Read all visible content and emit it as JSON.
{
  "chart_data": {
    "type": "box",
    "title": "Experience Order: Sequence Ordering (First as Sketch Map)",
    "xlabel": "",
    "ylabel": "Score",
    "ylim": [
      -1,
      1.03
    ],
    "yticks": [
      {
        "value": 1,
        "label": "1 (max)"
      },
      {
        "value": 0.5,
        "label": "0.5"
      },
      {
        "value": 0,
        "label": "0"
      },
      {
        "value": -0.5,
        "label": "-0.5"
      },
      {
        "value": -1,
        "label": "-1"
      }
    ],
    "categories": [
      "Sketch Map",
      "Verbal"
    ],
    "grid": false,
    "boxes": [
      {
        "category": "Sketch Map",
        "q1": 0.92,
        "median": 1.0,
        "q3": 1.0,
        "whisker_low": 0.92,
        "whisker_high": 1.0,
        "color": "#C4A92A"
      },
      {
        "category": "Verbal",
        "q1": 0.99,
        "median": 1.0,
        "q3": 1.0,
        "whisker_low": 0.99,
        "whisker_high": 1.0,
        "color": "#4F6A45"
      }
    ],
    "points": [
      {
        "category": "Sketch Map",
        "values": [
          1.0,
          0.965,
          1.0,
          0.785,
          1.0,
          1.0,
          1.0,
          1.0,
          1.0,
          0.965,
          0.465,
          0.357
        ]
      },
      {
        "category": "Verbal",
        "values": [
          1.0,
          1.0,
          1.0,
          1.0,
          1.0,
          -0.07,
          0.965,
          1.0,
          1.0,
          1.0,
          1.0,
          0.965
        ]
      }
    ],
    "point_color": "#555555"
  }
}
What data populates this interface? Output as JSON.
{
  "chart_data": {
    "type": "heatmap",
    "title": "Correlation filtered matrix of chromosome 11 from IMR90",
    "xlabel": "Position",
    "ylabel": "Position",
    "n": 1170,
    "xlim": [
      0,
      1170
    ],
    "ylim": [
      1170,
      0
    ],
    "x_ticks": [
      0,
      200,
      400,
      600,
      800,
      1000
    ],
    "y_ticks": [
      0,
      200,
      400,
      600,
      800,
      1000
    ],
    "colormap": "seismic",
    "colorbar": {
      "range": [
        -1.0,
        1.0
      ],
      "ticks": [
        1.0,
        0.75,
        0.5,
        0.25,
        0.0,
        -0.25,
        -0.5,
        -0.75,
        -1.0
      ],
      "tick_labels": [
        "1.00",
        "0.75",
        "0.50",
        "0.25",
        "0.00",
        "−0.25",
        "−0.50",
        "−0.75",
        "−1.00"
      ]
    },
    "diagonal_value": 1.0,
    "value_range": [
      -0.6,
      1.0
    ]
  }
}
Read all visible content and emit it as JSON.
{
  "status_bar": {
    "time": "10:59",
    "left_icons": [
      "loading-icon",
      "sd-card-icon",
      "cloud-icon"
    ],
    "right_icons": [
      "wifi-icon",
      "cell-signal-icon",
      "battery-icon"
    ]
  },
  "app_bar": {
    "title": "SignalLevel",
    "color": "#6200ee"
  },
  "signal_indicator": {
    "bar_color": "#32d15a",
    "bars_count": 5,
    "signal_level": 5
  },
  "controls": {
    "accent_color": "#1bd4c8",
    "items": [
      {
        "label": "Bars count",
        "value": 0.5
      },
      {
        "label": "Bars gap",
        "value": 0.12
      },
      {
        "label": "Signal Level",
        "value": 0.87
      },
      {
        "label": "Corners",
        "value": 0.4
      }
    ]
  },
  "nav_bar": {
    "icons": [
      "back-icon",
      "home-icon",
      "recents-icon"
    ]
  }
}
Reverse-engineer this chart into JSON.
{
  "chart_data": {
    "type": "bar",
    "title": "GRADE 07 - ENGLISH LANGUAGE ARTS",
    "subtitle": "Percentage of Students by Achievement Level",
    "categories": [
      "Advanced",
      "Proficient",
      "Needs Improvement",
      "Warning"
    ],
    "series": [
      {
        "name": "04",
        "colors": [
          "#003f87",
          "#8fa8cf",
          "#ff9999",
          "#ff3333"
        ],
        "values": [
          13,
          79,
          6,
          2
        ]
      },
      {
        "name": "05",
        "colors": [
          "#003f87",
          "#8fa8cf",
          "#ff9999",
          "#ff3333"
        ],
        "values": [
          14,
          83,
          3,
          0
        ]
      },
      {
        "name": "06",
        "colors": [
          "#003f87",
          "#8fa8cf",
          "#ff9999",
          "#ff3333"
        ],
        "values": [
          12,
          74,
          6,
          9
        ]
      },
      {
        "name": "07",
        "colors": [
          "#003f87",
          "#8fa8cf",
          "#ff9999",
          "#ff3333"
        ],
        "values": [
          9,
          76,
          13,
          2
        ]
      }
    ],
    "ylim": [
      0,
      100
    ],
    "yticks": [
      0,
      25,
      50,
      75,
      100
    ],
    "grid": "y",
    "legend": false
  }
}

§ §

# Work to complete
Would you give again, word for word, every line from the one with "Reverse-engineer this chart into JSON." through the final line of the listing above?

# Solution
Reverse-engineer this chart into JSON.
{
  "chart_data": {
    "type": "bar",
    "title": "GRADE 07 - ENGLISH LANGUAGE ARTS",
    "subtitle": "Percentage of Students by Achievement Level",
    "categories": [
      "Advanced",
      "Proficient",
      "Needs Improvement",
      "Warning"
    ],
    "series": [
      {
        "name": "04",
        "colors": [
          "#003f87",
          "#8fa8cf",
          "#ff9999",
          "#ff3333"
        ],
        "values": [
          13,
          79,
          6,
          2
        ]
      },
      {
        "name": "05",
        "colors": [
          "#003f87",
          "#8fa8cf",
          "#ff9999",
          "#ff3333"
        ],
        "values": [
          14,
          83,
          3,
          0
        ]
      },
      {
        "name": "06",
        "colors": [
          "#003f87",
          "#8fa8cf",
          "#ff9999",
          "#ff3333"
        ],
        "values": [
          12,
          74,
          6,
          9
        ]
      },
      {
        "name": "07",
        "colors": [
          "#003f87",
          "#8fa8cf",
          "#ff9999",
          "#ff3333"
        ],
        "values": [
          9,
          76,
          13,
          2
        ]
      }
    ],
    "ylim": [
      0,
      100
    ],
    "yticks": [
      0,
      25,
      50,
      75,
      100
    ],
    "grid": "y",
    "legend": false
  }
}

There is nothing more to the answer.